The activists who managed to keep the Boycott, Divestment and Sanctions movement alive are now facing difficult times under the Trump presidency.

One day late last year, Professor W J T Mitchell saw his caricature on posters, depicting him as  a terrorist sympathiser, appear in various parts of the University of Chicago campus, where he has been teaching English and art history for years. 

Mitchell is a vocal critic  of Israel's military aggression in Palestine. 

And the man behind the poster campaign targeting him was a little-known activist, David Horowitz, who runs anti-Muslim propaganda websites such as the jihadwatch.org, which is known for making xenophobic calls to demonise Muslims. 

For about two years, Horowitz's name has popped up for running smear campaigns against academics and students at several American universities. 

Mitchell doesn't seem to care much about such attacks. As a matter of fact, he finds it amusing.

“… done me the favor of making me look like Salman Rushdie, which I presume means that I am now the target of a Horowitz fatwa,” he wrote in response to the defamatory poster, referring to his picture that made him look like the famous author. 

Mitchell is a permanent faculty member at the University of Chicago, where he edits a respected academic journal, Critical Inquiry. He says he's been friends with leading intellectuals and scholars such as the late Edward Said. 

Students have regularly protested against David Horowitz in US universities.
Students have regularly protested against David Horowitz in US universities. (AP Archive)

The posters also carried the names of students and untenured teachers, some of whom had just started their careers. Even a mention of terrorism alongside their names could  undermine their job prospects.

Material for the task =
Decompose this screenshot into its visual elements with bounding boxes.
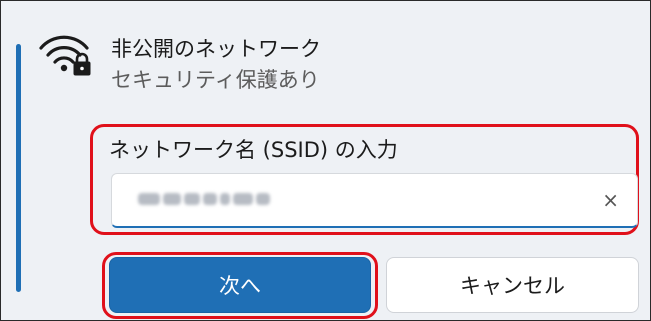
network-security-status: セキュリティ保護あり	[111, 68, 320, 92]
network-name: 非公開のネットワーク	[111, 37, 321, 61]
ssid-label: ネットワーク名 (SSID) の入力	[109, 138, 398, 162]
selection-accent-bar	[16, 44, 21, 292]
clear-input-icon[interactable]: ×	[602, 186, 619, 214]
wifi-lock-icon	[39, 35, 91, 76]
ssid-value-obscured	[138, 191, 270, 207]
ssid-input[interactable]: ×	[111, 173, 638, 228]
wifi-network-panel: 非公開のネットワーク セキュリティ保護あり ネットワーク名 (SSID) の入力…	[0, 0, 651, 321]
cancel-button[interactable]: キャンセル	[386, 257, 639, 313]
next-button[interactable]: 次へ	[109, 257, 371, 313]
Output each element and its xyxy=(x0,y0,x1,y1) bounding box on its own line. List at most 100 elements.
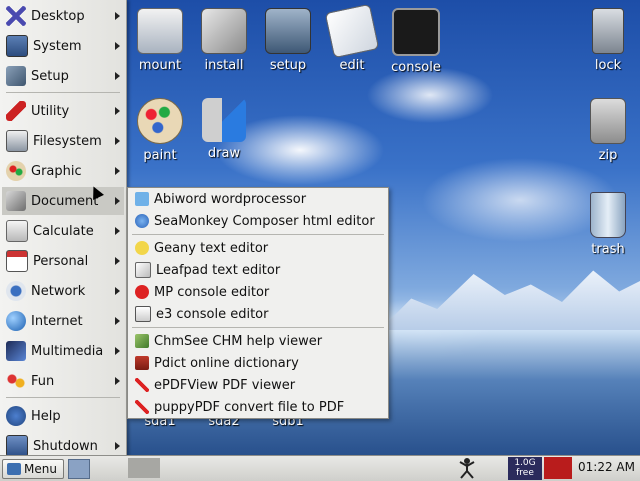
person-figure-icon[interactable] xyxy=(458,457,476,479)
menu-item-label: Shutdown xyxy=(33,438,98,454)
monitor-icon xyxy=(6,35,28,57)
menu-item-label: Filesystem xyxy=(33,133,102,149)
tools-icon xyxy=(265,8,311,54)
puppy-menu-icon xyxy=(7,463,21,475)
usage-bar xyxy=(544,457,572,479)
multimedia-icon xyxy=(6,341,26,361)
paint-desktop-icon[interactable]: paint xyxy=(128,98,192,163)
submenu-item-mp-console-editor[interactable]: MP console editor xyxy=(132,281,384,303)
install-label: install xyxy=(204,58,244,73)
menu-item-filesystem[interactable]: Filesystem xyxy=(2,127,124,155)
free-space-size: 1.0G xyxy=(514,458,536,468)
padlock-icon xyxy=(592,8,624,54)
trash-desktop-icon[interactable]: trash xyxy=(576,192,640,257)
menu-item-label: Help xyxy=(31,408,61,424)
pdf-icon xyxy=(135,378,149,392)
setup-label: setup xyxy=(269,58,307,73)
geany-icon xyxy=(135,241,149,255)
submenu-item-pdict[interactable]: Pdict online dictionary xyxy=(132,352,384,374)
menu-item-personal[interactable]: Personal xyxy=(2,247,124,275)
menu-item-multimedia[interactable]: Multimedia xyxy=(2,337,124,365)
mount-desktop-icon[interactable]: mount xyxy=(128,8,192,73)
seamonkey-icon xyxy=(135,214,149,228)
draw-label: draw xyxy=(207,146,241,161)
submenu-item-label: SeaMonkey Composer html editor xyxy=(154,213,375,229)
utility-knife-icon xyxy=(6,101,26,121)
submenu-item-label: Leafpad text editor xyxy=(156,262,281,278)
menu-item-document[interactable]: Document xyxy=(2,187,124,215)
menu-item-label: System xyxy=(33,38,82,54)
submenu-item-label: Pdict online dictionary xyxy=(154,355,299,371)
abiword-icon xyxy=(135,192,149,206)
submenu-item-puppypdf[interactable]: puppyPDF convert file to PDF xyxy=(132,396,384,418)
submenu-item-chmsee[interactable]: ChmSee CHM help viewer xyxy=(132,330,384,352)
leafpad-icon xyxy=(135,262,151,278)
document-submenu: Abiword wordprocessor SeaMonkey Composer… xyxy=(127,187,389,419)
submenu-item-label: ChmSee CHM help viewer xyxy=(154,333,323,349)
menu-item-network[interactable]: Network xyxy=(2,277,124,305)
calculator-icon xyxy=(6,220,28,242)
submenu-arrow-icon xyxy=(115,442,120,450)
box-icon xyxy=(201,8,247,54)
zip-desktop-icon[interactable]: zip xyxy=(576,98,640,163)
install-desktop-icon[interactable]: install xyxy=(192,8,256,73)
zip-label: zip xyxy=(598,148,618,163)
setup-desktop-icon[interactable]: setup xyxy=(256,8,320,73)
menu-item-setup[interactable]: Setup xyxy=(2,62,124,90)
submenu-arrow-icon xyxy=(115,107,120,115)
edit-desktop-icon[interactable]: edit xyxy=(320,3,384,73)
menu-item-fun[interactable]: Fun xyxy=(2,367,124,395)
calendar-icon xyxy=(6,250,28,272)
menu-item-system[interactable]: System xyxy=(2,32,124,60)
task-button[interactable] xyxy=(128,458,160,478)
document-tools-icon xyxy=(6,191,26,211)
menu-button[interactable]: Menu xyxy=(2,459,64,479)
submenu-item-label: Geany text editor xyxy=(154,240,269,256)
paint-label: paint xyxy=(143,148,177,163)
menu-item-label: Graphic xyxy=(31,163,82,179)
menu-item-label: Setup xyxy=(31,68,69,84)
lock-label: lock xyxy=(594,58,622,73)
menu-item-help[interactable]: Help xyxy=(2,402,124,430)
submenu-arrow-icon xyxy=(115,287,120,295)
archive-icon xyxy=(590,98,626,144)
desktop-x-icon xyxy=(6,6,26,26)
show-desktop-button[interactable] xyxy=(68,459,90,479)
submenu-item-epdfview[interactable]: ePDFView PDF viewer xyxy=(132,374,384,396)
console-desktop-icon[interactable]: console xyxy=(384,8,448,75)
drive-icon xyxy=(137,8,183,54)
menu-item-utility[interactable]: Utility xyxy=(2,97,124,125)
trash-label: trash xyxy=(591,242,625,257)
palette-icon xyxy=(137,98,183,144)
menu-item-calculate[interactable]: Calculate xyxy=(2,217,124,245)
submenu-item-abiword[interactable]: Abiword wordprocessor xyxy=(132,188,384,210)
menu-item-label: Calculate xyxy=(33,223,94,239)
menu-item-graphic[interactable]: Graphic xyxy=(2,157,124,185)
draw-desktop-icon[interactable]: draw xyxy=(192,98,256,161)
menu-item-label: Utility xyxy=(31,103,70,119)
mount-label: mount xyxy=(138,58,182,73)
menu-item-label: Fun xyxy=(31,373,55,389)
submenu-item-leafpad[interactable]: Leafpad text editor xyxy=(132,259,384,281)
submenu-item-label: ePDFView PDF viewer xyxy=(154,377,296,393)
clock[interactable]: 01:22 AM xyxy=(578,460,635,474)
terminal-icon xyxy=(392,8,440,56)
submenu-item-geany[interactable]: Geany text editor xyxy=(132,237,384,259)
menu-button-label: Menu xyxy=(24,462,57,476)
menu-item-internet[interactable]: Internet xyxy=(2,307,124,335)
palette-icon xyxy=(6,161,26,181)
shapes-icon xyxy=(202,98,246,142)
game-pieces-icon xyxy=(6,371,26,391)
menu-item-label: Personal xyxy=(33,253,89,269)
menu-item-label: Network xyxy=(31,283,86,299)
free-space-indicator[interactable]: 1.0G free xyxy=(508,457,542,480)
submenu-arrow-icon xyxy=(115,197,120,205)
submenu-item-e3[interactable]: e3 console editor xyxy=(132,303,384,325)
shutdown-icon xyxy=(6,435,28,457)
submenu-item-seamonkey-composer[interactable]: SeaMonkey Composer html editor xyxy=(132,210,384,232)
pdf-icon xyxy=(135,400,149,414)
lock-desktop-icon[interactable]: lock xyxy=(576,8,640,73)
menu-item-desktop[interactable]: Desktop xyxy=(2,2,124,30)
submenu-arrow-icon xyxy=(115,317,120,325)
main-menu: Desktop System Setup Utility Filesystem … xyxy=(0,0,127,458)
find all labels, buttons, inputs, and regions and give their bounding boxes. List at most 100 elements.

Brief 1 = List every person named in the article above.
Brief 2 = Reproduce the section of the rows that begins with the line containing "68, 320, 92]" and ends with the line containing "173, 638, 228]", keeping both of those lines.

Exercise response 1 = W J T Mitchell, David Horowitz, Salman Rushdie, Edward Said

Exercise response 2 =
network-security-status: セキュリティ保護あり	[111, 68, 320, 92]
network-name: 非公開のネットワーク	[111, 37, 321, 61]
ssid-label: ネットワーク名 (SSID) の入力	[109, 138, 398, 162]
selection-accent-bar	[16, 44, 21, 292]
clear-input-icon[interactable]: ×	[602, 186, 619, 214]
wifi-lock-icon	[39, 35, 91, 76]
ssid-value-obscured	[138, 191, 270, 207]
ssid-input[interactable]: ×	[111, 173, 638, 228]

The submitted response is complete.